▶ **DATASET**

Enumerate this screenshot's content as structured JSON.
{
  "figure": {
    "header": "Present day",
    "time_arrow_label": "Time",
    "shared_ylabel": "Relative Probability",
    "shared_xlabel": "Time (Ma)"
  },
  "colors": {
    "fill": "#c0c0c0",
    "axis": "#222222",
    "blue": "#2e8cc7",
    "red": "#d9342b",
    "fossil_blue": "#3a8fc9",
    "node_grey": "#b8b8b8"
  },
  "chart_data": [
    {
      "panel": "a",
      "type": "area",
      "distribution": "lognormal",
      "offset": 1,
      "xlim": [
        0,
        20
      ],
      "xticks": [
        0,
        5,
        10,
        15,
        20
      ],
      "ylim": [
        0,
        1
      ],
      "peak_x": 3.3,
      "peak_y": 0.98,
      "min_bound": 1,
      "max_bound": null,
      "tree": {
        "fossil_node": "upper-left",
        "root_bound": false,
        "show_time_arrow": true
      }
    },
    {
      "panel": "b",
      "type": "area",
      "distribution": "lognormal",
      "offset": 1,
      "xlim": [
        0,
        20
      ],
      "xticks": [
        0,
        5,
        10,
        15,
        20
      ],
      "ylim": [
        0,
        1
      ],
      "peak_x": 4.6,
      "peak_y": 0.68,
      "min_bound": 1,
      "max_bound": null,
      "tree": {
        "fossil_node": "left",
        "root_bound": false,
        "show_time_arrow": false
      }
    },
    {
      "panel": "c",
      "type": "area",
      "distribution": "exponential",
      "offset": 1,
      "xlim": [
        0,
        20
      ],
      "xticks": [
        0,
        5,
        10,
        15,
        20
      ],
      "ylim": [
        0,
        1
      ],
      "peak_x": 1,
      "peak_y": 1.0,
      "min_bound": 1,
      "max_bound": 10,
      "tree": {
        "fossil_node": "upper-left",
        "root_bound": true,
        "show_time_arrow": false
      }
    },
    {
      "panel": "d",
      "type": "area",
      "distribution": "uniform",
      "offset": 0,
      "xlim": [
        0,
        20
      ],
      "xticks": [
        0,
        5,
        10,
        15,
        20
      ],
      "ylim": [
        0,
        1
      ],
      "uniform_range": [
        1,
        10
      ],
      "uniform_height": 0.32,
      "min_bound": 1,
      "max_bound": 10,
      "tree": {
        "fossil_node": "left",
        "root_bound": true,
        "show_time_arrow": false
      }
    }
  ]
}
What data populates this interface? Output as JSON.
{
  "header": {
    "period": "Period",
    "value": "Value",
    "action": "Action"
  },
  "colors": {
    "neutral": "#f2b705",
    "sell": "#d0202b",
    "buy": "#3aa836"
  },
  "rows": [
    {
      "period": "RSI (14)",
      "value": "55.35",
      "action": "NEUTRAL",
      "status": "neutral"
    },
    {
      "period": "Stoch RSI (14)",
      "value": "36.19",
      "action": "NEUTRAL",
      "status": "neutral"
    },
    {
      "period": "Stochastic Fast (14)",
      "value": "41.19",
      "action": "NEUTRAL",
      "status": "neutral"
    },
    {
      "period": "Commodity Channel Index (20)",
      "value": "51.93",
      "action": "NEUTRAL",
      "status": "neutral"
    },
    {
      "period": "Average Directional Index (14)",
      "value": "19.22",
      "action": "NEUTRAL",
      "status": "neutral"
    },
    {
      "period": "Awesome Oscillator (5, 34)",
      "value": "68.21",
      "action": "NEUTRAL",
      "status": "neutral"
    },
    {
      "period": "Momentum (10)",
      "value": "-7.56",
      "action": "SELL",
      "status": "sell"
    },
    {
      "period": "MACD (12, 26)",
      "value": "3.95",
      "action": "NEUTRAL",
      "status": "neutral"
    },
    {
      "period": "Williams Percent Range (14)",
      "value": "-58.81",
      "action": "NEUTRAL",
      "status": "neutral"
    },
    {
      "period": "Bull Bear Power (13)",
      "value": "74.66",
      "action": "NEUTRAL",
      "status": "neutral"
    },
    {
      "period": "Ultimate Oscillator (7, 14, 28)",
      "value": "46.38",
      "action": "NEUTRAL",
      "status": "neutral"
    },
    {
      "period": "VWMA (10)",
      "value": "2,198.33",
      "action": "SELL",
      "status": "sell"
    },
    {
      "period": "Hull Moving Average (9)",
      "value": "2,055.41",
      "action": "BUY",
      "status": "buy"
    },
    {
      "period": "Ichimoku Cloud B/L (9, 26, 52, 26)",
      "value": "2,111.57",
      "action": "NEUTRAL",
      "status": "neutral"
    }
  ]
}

▶ **STATED EXERCISE**
From the listing above, report the number of lines containing the string "Average", without any accompanying remarks.

▶ **SOLUTION FOR THIS EXERCISE**
2